Problem to solve:
Please state how many lines in the records contain the string "comprimidos", with no words besides the number.
— start of Records provided —
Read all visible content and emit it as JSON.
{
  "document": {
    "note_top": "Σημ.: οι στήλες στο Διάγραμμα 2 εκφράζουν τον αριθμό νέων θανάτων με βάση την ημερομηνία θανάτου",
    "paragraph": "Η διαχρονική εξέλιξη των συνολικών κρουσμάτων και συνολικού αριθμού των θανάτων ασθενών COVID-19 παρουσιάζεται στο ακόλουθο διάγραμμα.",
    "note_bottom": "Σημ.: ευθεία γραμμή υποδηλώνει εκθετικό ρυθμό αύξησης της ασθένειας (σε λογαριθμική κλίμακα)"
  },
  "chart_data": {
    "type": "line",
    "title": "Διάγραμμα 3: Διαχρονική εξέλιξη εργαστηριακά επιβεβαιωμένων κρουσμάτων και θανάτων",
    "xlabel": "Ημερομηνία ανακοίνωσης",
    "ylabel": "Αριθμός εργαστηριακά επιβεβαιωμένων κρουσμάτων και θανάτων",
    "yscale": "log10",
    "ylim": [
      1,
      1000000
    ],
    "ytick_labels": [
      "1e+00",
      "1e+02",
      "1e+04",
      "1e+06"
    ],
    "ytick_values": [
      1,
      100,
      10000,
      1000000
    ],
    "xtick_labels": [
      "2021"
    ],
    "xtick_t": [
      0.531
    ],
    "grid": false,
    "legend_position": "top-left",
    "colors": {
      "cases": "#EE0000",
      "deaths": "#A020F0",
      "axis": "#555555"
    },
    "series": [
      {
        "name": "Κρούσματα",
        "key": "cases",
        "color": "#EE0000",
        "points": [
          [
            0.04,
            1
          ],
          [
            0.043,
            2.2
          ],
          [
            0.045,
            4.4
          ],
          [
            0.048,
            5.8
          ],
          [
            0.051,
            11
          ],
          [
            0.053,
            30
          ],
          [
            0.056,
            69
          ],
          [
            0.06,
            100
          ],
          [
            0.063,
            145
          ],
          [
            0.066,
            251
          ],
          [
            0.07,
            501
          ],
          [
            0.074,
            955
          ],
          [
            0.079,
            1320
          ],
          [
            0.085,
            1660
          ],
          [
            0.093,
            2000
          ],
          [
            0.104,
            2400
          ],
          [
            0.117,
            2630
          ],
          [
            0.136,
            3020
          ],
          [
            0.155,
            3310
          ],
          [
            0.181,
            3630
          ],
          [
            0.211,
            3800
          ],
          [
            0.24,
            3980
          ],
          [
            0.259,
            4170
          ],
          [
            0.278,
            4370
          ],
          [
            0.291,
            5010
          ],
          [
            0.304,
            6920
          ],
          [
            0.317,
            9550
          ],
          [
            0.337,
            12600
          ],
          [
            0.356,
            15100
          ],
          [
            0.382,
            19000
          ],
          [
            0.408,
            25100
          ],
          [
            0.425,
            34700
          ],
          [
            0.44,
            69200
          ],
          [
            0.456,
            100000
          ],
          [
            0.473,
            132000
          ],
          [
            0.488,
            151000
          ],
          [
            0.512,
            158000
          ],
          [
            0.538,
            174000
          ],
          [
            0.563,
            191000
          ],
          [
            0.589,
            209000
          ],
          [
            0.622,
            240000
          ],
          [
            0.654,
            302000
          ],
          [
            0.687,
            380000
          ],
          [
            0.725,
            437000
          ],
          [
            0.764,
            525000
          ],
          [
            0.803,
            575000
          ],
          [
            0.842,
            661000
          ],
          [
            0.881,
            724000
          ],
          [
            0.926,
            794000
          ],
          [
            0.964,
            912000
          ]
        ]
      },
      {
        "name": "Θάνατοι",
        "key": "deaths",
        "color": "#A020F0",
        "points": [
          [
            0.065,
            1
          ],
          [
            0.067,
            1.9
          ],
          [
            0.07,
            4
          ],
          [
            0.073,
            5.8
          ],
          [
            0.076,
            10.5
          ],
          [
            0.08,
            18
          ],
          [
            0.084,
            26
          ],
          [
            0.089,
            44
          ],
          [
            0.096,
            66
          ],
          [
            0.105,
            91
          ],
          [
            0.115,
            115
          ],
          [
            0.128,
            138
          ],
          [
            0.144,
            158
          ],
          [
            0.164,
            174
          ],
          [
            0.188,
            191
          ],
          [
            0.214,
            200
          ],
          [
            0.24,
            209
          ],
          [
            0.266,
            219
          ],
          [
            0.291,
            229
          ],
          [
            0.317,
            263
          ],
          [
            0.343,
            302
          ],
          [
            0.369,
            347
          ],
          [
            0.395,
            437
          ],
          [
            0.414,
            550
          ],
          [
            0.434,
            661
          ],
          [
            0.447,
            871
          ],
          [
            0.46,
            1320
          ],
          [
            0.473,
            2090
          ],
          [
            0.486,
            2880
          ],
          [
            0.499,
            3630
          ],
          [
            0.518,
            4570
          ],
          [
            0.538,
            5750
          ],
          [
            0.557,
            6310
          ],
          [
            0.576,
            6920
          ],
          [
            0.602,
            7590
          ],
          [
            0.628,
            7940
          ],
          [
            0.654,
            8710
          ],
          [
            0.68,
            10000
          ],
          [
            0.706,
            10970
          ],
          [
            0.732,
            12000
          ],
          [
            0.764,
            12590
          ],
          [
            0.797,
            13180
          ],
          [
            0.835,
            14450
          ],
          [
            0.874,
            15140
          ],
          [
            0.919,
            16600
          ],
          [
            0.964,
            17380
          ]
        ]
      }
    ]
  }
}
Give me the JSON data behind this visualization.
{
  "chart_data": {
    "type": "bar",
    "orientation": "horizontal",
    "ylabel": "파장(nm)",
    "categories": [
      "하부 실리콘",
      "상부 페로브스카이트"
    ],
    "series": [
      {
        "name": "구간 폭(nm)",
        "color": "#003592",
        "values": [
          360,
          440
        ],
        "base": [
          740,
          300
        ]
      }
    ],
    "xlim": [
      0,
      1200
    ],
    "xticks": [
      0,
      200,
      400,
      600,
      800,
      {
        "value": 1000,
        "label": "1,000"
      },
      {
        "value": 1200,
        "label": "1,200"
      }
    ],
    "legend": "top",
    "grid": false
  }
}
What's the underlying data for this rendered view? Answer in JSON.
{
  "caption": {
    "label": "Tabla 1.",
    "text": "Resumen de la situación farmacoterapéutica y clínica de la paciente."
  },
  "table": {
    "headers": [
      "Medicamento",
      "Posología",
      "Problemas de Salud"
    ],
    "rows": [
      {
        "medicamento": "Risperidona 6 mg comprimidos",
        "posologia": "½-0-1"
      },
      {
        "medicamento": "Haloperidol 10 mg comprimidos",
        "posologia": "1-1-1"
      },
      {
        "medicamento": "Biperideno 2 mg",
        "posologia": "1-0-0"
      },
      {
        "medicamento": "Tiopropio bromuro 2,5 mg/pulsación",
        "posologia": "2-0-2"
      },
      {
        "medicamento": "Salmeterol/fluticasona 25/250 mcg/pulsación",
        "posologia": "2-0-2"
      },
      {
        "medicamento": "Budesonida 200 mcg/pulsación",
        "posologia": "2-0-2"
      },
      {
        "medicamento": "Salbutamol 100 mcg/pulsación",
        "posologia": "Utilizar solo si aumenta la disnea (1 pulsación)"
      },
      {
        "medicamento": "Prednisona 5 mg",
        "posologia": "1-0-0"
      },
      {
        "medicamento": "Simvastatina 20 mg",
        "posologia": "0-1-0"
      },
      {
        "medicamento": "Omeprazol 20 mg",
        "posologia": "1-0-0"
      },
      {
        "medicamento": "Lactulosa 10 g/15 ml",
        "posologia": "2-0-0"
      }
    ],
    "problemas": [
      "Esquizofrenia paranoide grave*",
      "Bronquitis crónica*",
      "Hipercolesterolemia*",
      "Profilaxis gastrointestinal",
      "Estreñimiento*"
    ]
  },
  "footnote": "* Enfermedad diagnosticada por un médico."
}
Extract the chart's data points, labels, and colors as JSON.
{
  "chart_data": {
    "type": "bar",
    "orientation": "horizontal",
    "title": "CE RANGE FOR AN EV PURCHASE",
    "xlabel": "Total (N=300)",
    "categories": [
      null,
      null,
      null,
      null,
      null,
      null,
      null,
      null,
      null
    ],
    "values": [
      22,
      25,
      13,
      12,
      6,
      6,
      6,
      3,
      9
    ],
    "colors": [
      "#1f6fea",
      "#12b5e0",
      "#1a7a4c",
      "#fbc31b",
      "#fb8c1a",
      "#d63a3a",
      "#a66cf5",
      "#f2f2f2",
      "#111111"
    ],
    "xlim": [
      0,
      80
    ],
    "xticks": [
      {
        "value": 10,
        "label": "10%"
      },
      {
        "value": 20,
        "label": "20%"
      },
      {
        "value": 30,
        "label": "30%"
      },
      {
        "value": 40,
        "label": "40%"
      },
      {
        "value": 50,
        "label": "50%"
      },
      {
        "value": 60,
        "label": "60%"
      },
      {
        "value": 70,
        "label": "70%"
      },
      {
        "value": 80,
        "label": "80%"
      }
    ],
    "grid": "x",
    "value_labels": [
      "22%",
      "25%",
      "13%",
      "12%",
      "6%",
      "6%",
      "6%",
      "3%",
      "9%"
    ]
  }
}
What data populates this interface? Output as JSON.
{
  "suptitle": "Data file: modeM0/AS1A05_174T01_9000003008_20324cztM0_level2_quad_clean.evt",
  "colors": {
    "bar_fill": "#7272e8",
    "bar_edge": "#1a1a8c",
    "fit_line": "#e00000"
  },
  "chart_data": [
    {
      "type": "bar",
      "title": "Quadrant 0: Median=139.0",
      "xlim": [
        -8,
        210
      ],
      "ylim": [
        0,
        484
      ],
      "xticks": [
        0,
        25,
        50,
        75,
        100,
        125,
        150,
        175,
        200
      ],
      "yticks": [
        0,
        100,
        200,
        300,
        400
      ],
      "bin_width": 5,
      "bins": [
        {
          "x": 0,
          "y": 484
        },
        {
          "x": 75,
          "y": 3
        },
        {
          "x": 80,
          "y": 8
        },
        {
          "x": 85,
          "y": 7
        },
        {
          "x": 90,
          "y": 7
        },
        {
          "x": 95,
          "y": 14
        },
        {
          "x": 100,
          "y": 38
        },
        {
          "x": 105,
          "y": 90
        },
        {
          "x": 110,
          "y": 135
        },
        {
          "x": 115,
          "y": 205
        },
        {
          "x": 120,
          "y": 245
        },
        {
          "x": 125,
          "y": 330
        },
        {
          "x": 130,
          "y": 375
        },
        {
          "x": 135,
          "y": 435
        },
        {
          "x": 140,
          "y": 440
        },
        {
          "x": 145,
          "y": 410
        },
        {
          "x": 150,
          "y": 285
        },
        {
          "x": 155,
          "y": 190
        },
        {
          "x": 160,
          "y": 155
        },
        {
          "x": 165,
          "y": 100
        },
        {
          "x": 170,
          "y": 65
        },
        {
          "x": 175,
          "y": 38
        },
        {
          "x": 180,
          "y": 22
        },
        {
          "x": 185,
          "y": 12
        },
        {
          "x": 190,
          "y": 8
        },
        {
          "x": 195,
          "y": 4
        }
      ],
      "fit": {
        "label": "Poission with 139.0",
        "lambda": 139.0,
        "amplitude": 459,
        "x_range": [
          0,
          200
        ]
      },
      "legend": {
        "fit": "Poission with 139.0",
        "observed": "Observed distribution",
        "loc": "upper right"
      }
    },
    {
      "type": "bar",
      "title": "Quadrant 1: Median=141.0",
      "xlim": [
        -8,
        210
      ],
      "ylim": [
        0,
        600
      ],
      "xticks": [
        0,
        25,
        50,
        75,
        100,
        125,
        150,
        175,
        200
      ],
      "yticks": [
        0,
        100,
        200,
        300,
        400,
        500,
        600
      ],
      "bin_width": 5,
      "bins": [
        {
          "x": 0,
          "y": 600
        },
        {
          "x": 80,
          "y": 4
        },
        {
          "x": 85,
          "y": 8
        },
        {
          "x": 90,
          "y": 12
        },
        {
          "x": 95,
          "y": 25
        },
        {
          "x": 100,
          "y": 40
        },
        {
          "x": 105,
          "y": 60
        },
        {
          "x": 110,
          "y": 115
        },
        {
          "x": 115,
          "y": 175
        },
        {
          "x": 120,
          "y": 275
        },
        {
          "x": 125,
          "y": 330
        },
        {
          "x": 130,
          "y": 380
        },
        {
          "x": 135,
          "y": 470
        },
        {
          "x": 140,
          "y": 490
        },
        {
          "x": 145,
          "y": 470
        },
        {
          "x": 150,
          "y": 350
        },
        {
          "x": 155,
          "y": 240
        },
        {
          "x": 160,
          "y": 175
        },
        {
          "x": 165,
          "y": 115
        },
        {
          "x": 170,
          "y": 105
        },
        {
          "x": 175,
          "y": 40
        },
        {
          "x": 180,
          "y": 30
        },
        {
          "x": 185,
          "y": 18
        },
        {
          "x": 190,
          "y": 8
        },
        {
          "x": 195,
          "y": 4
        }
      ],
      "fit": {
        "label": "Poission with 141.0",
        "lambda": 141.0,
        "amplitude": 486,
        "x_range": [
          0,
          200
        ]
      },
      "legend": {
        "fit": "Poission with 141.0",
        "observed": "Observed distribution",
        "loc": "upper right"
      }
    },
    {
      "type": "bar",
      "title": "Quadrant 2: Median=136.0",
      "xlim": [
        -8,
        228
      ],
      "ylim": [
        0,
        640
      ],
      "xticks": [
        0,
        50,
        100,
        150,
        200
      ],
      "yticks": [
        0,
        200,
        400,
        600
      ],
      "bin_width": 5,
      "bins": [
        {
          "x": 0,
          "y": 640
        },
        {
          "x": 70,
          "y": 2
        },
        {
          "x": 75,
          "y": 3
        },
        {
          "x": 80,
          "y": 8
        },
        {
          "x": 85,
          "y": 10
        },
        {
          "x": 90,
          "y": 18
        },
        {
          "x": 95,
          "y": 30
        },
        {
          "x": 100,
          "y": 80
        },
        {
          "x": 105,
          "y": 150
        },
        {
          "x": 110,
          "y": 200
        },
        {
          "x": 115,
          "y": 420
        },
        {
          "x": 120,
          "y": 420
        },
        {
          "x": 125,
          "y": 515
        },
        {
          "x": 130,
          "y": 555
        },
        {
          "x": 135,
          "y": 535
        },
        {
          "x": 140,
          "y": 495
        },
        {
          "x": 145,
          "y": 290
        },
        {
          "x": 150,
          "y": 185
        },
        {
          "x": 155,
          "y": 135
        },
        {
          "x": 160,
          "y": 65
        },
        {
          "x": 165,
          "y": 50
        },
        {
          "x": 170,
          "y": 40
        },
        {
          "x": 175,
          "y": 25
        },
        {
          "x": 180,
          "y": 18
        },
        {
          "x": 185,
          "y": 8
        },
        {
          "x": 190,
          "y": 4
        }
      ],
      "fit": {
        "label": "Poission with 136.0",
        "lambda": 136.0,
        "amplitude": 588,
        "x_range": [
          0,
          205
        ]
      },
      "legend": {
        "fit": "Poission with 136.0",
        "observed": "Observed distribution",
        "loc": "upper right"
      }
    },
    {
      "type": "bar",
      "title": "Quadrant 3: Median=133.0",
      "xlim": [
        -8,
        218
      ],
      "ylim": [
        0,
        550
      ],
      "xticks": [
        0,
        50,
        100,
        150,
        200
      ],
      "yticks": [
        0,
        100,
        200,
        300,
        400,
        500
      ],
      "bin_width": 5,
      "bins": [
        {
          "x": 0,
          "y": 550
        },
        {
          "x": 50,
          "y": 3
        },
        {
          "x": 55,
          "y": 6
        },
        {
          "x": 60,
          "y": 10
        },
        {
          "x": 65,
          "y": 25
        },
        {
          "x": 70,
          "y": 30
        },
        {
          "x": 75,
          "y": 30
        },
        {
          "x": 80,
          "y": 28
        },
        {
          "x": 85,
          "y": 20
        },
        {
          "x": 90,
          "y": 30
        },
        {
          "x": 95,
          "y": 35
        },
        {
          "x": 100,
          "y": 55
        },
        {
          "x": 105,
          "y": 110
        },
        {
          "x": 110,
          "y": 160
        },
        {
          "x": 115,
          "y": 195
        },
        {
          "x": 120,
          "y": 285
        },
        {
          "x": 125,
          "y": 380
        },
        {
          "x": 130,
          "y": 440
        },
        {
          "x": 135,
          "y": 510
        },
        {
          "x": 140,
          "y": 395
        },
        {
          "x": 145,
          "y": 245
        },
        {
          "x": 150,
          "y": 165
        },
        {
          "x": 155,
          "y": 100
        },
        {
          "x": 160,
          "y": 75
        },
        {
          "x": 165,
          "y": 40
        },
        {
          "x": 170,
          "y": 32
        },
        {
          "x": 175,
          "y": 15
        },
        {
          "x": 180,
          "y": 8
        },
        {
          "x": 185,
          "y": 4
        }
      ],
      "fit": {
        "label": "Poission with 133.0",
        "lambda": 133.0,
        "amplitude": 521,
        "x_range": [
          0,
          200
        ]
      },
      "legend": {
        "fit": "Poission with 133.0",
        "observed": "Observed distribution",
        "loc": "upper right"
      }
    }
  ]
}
— end of Records provided —
Exercise solution:
2